# Provided entries
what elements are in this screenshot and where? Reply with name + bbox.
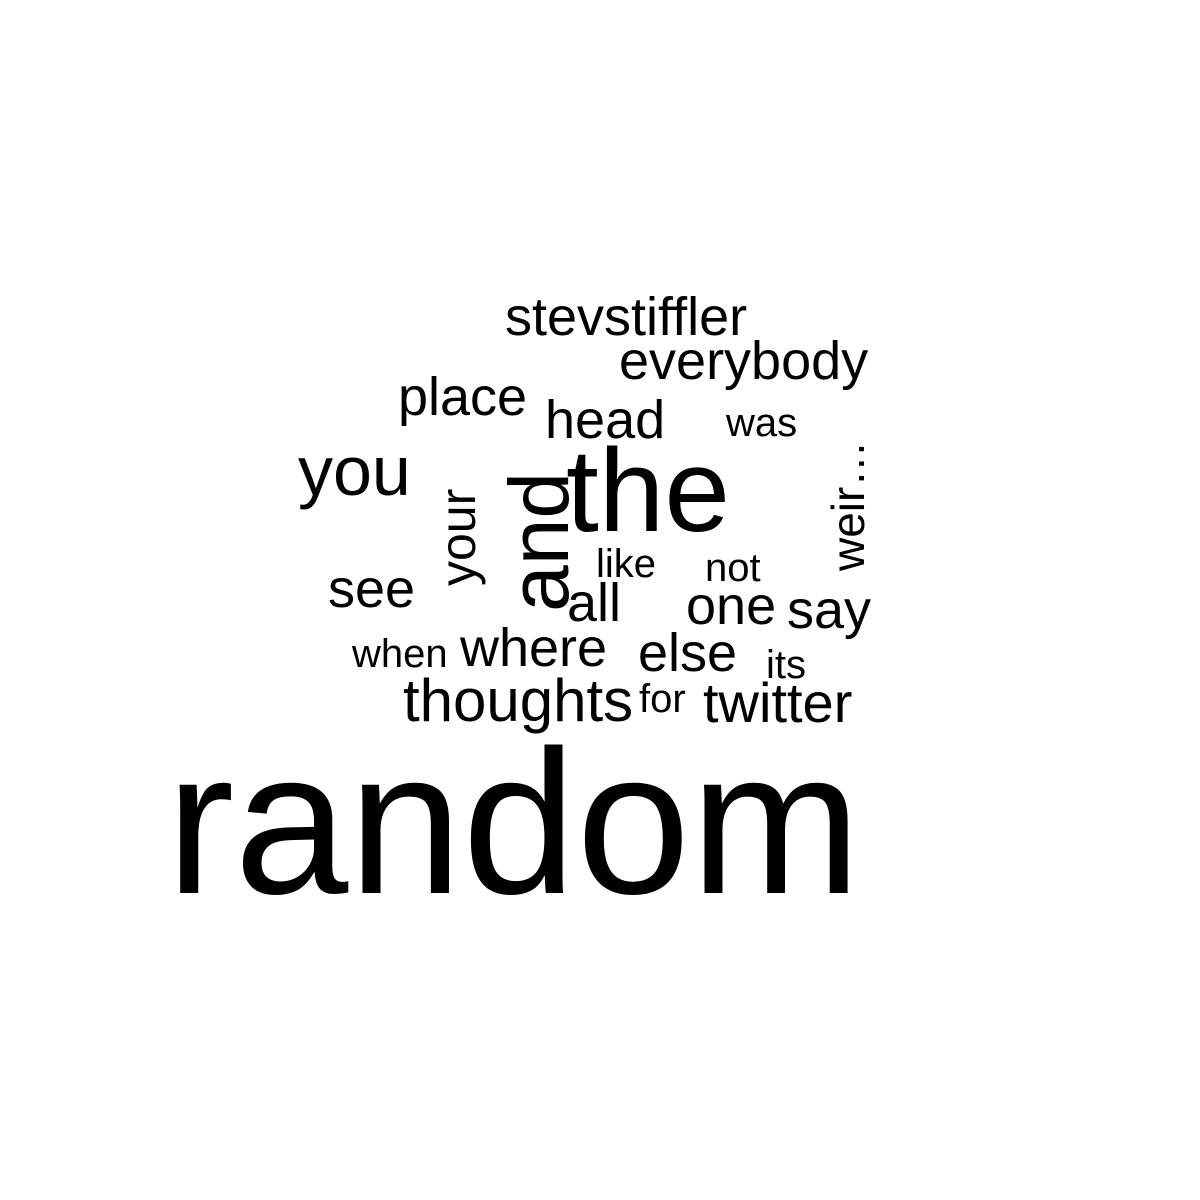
word-weir: weir… [822,440,874,571]
word-say: say [787,580,872,640]
word-when: when [352,632,448,676]
word-where: where [460,618,608,678]
word-all: all [567,573,622,633]
word-random: random [166,708,862,937]
word-twitter: twitter [703,671,853,734]
word-thoughts: thoughts [403,667,634,734]
word-its: its [766,643,806,687]
word-the: the [566,425,731,557]
word-your: your [430,488,486,586]
word-one: one [686,576,777,636]
word-place: place [398,367,528,427]
word-see: see [328,559,416,619]
word-was: was [726,401,798,445]
word-for: for [639,677,686,721]
word-stevstiffler: stevstiffler [505,287,748,347]
word-not: not [705,546,761,590]
word-everybody: everybody [619,331,869,391]
word-head: head [545,390,666,450]
word-you: you [298,432,411,510]
word-else: else [638,623,738,683]
word-like: like [596,542,657,586]
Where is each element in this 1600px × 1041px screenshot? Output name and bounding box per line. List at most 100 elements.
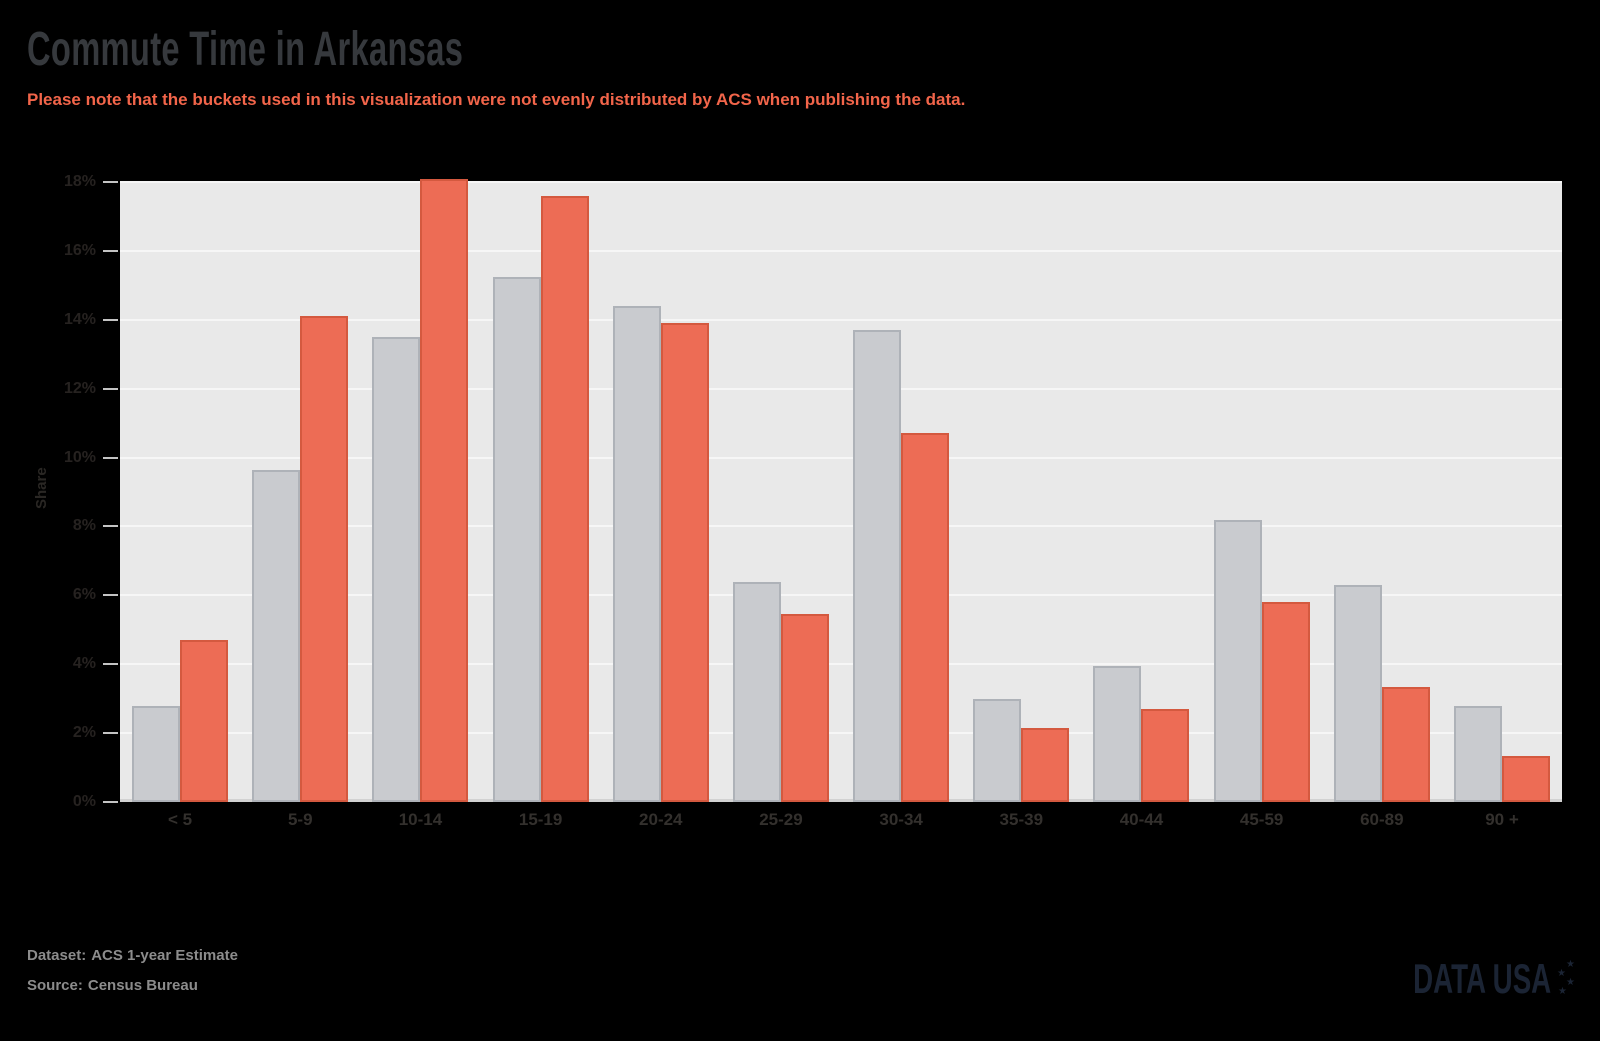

# Exercise directions
Duplicate every row above line for line, character for character, omitting the pictures.

# Written answer
what elements are in this screenshot and where? Reply with name + bbox.
word-weir: weir… [822,440,874,571]
word-say: say [787,580,872,640]
word-when: when [352,632,448,676]
word-where: where [460,618,608,678]
word-all: all [567,573,622,633]
word-random: random [166,708,862,937]
word-twitter: twitter [703,671,853,734]
word-thoughts: thoughts [403,667,634,734]
word-its: its [766,643,806,687]
word-the: the [566,425,731,557]
word-your: your [430,488,486,586]
word-one: one [686,576,777,636]
word-place: place [398,367,528,427]
word-see: see [328,559,416,619]
word-was: was [726,401,798,445]
word-for: for [639,677,686,721]
word-stevstiffler: stevstiffler [505,287,748,347]
word-not: not [705,546,761,590]
word-everybody: everybody [619,331,869,391]
word-head: head [545,390,666,450]
word-you: you [298,432,411,510]
word-else: else [638,623,738,683]
word-like: like [596,542,657,586]
Where is each element in this 1600px × 1041px screenshot? Output name and bounding box per line. List at most 100 elements.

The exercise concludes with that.